EXERCISE DETAILS: Extract all records. Keep each one exact.

DATA SHOWN:
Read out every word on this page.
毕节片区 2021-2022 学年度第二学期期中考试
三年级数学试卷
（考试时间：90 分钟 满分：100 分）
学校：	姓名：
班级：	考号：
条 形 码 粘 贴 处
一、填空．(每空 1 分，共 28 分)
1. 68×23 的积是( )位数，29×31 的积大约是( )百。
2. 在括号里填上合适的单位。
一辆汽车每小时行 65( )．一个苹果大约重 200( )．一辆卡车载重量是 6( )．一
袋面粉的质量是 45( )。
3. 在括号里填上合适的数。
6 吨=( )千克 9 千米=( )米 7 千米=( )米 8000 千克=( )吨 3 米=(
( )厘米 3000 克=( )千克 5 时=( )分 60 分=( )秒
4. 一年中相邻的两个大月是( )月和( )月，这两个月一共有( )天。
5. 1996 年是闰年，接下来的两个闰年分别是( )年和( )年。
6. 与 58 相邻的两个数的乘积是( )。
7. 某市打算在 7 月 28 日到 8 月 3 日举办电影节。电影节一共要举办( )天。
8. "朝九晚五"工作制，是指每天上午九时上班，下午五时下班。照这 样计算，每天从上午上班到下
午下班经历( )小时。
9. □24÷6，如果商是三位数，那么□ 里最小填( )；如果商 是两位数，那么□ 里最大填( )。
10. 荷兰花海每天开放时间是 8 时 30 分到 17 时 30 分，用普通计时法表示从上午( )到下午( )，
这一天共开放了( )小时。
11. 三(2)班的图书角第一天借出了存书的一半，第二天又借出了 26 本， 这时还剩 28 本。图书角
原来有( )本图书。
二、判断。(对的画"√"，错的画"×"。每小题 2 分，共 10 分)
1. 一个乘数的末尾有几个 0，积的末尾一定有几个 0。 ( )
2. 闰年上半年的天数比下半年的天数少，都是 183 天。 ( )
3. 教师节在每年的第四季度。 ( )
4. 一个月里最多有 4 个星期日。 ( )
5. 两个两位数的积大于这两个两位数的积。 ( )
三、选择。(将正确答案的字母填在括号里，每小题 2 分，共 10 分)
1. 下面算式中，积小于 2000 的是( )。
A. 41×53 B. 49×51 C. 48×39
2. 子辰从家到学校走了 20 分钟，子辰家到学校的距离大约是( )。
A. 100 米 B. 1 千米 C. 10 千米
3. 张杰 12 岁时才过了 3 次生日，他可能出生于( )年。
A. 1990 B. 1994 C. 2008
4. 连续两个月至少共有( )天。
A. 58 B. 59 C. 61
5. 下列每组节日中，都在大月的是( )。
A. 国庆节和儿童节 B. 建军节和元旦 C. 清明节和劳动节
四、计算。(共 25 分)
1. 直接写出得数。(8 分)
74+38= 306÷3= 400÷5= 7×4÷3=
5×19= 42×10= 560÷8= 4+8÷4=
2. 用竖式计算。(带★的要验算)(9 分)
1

RESPONSE BELOW:
Read out every word on this page.
毕节片区 2021-2022 学年度第二学期期中考试
三年级数学试卷
（考试时间：90 分钟 满分：100 分）
学校：	姓名：
班级：	考号：
条 形 码 粘 贴 处
一、填空．(每空 1 分，共 28 分)
1. 68×23 的积是( )位数，29×31 的积大约是( )百。
2. 在括号里填上合适的单位。
一辆汽车每小时行 65( )．一个苹果大约重 200( )．一辆卡车载重量是 6( )．一
袋面粉的质量是 45( )。
3. 在括号里填上合适的数。
6 吨=( )千克 9 千米=( )米 7 千米=( )米 8000 千克=( )吨 3 米=(
( )厘米 3000 克=( )千克 5 时=( )分 60 分=( )秒
4. 一年中相邻的两个大月是( )月和( )月，这两个月一共有( )天。
5. 1996 年是闰年，接下来的两个闰年分别是( )年和( )年。
6. 与 58 相邻的两个数的乘积是( )。
7. 某市打算在 7 月 28 日到 8 月 3 日举办电影节。电影节一共要举办( )天。
8. "朝九晚五"工作制，是指每天上午九时上班，下午五时下班。照这 样计算，每天从上午上班到下
午下班经历( )小时。
9. □24÷6，如果商是三位数，那么□ 里最小填( )；如果商 是两位数，那么□ 里最大填( )。
10. 荷兰花海每天开放时间是 8 时 30 分到 17 时 30 分，用普通计时法表示从上午( )到下午( )，
这一天共开放了( )小时。
11. 三(2)班的图书角第一天借出了存书的一半，第二天又借出了 26 本， 这时还剩 28 本。图书角
原来有( )本图书。
二、判断。(对的画"√"，错的画"×"。每小题 2 分，共 10 分)
1. 一个乘数的末尾有几个 0，积的末尾一定有几个 0。 ( )
2. 闰年上半年的天数比下半年的天数少，都是 183 天。 ( )
3. 教师节在每年的第四季度。 ( )
4. 一个月里最多有 4 个星期日。 ( )
5. 两个两位数的积大于这两个两位数的积。 ( )
三、选择。(将正确答案的字母填在括号里，每小题 2 分，共 10 分)
1. 下面算式中，积小于 2000 的是( )。
A. 41×53 B. 49×51 C. 48×39
2. 子辰从家到学校走了 20 分钟，子辰家到学校的距离大约是( )。
A. 100 米 B. 1 千米 C. 10 千米
3. 张杰 12 岁时才过了 3 次生日，他可能出生于( )年。
A. 1990 B. 1994 C. 2008
4. 连续两个月至少共有( )天。
A. 58 B. 59 C. 61
5. 下列每组节日中，都在大月的是( )。
A. 国庆节和儿童节 B. 建军节和元旦 C. 清明节和劳动节
四、计算。(共 25 分)
1. 直接写出得数。(8 分)
74+38= 306÷3= 400÷5= 7×4÷3=
5×19= 42×10= 560÷8= 4+8÷4=
2. 用竖式计算。(带★的要验算)(9 分)
1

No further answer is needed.